• **Required work**
Copy everything in the listing below word for word, apart from any images.

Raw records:
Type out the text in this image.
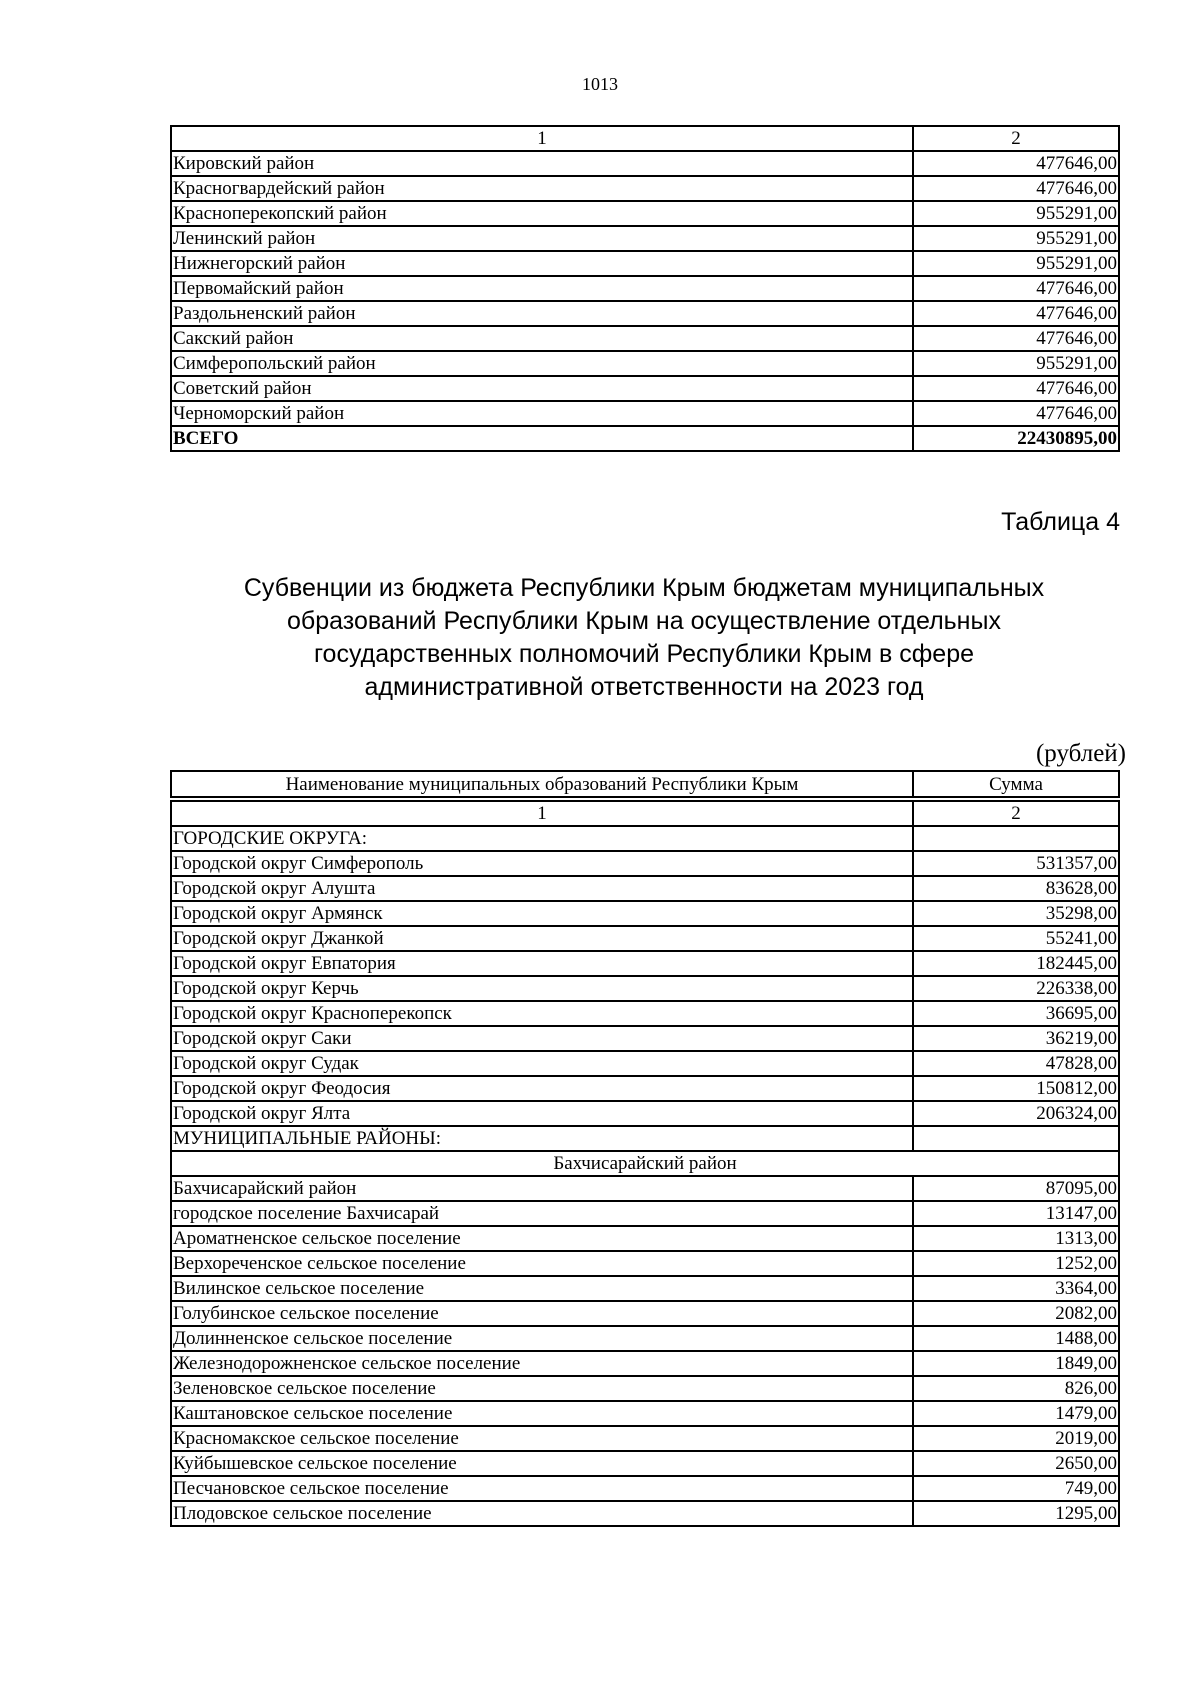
1013
1	2
Кировский район	477646,00
Красногвардейский район	477646,00
Красноперекопский район	955291,00
Ленинский район	955291,00
Нижнегорский район	955291,00
Первомайский район	477646,00
Раздольненский район	477646,00
Сакский район	477646,00
Симферопольский район	955291,00
Советский район	477646,00
Черноморский район	477646,00
ВСЕГО	22430895,00
Таблица 4
Субвенции из бюджета Республики Крым бюджетам муниципальных
образований Республики Крым на осуществление отдельных
государственных полномочий Республики Крым в сфере
административной ответственности на 2023 год
(рублей)
Наименование муниципальных образований Республики Крым	Сумма

1	2
ГОРОДСКИЕ ОКРУГА:	
Городской округ Симферополь	531357,00
Городской округ Алушта	83628,00
Городской округ Армянск	35298,00
Городской округ Джанкой	55241,00
Городской округ Евпатория	182445,00
Городской округ Керчь	226338,00
Городской округ Красноперекопск	36695,00
Городской округ Саки	36219,00
Городской округ Судак	47828,00
Городской округ Феодосия	150812,00
Городской округ Ялта	206324,00
МУНИЦИПАЛЬНЫЕ РАЙОНЫ:	
Бахчисарайский район	
Бахчисарайский район	87095,00
городское поселение Бахчисарай	13147,00
Ароматненское сельское поселение	1313,00
Верхореченское сельское поселение	1252,00
Вилинское сельское поселение	3364,00
Голубинское сельское поселение	2082,00
Долинненское сельское поселение	1488,00
Железнодорожненское сельское поселение	1849,00
Зеленовское сельское поселение	826,00
Каштановское сельское поселение	1479,00
Красномакское сельское поселение	2019,00
Куйбышевское сельское поселение	2650,00
Песчановское сельское поселение	749,00
Плодовское сельское поселение	1295,00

• **Complete output**
Type out the text in this image.
1013
1	2
Кировский район	477646,00
Красногвардейский район	477646,00
Красноперекопский район	955291,00
Ленинский район	955291,00
Нижнегорский район	955291,00
Первомайский район	477646,00
Раздольненский район	477646,00
Сакский район	477646,00
Симферопольский район	955291,00
Советский район	477646,00
Черноморский район	477646,00
ВСЕГО	22430895,00
Таблица 4
Субвенции из бюджета Республики Крым бюджетам муниципальных
образований Республики Крым на осуществление отдельных
государственных полномочий Республики Крым в сфере
административной ответственности на 2023 год
(рублей)
Наименование муниципальных образований Республики Крым	Сумма

1	2
ГОРОДСКИЕ ОКРУГА:	
Городской округ Симферополь	531357,00
Городской округ Алушта	83628,00
Городской округ Армянск	35298,00
Городской округ Джанкой	55241,00
Городской округ Евпатория	182445,00
Городской округ Керчь	226338,00
Городской округ Красноперекопск	36695,00
Городской округ Саки	36219,00
Городской округ Судак	47828,00
Городской округ Феодосия	150812,00
Городской округ Ялта	206324,00
МУНИЦИПАЛЬНЫЕ РАЙОНЫ:	
Бахчисарайский район	
Бахчисарайский район	87095,00
городское поселение Бахчисарай	13147,00
Ароматненское сельское поселение	1313,00
Верхореченское сельское поселение	1252,00
Вилинское сельское поселение	3364,00
Голубинское сельское поселение	2082,00
Долинненское сельское поселение	1488,00
Железнодорожненское сельское поселение	1849,00
Зеленовское сельское поселение	826,00
Каштановское сельское поселение	1479,00
Красномакское сельское поселение	2019,00
Куйбышевское сельское поселение	2650,00
Песчановское сельское поселение	749,00
Плодовское сельское поселение	1295,00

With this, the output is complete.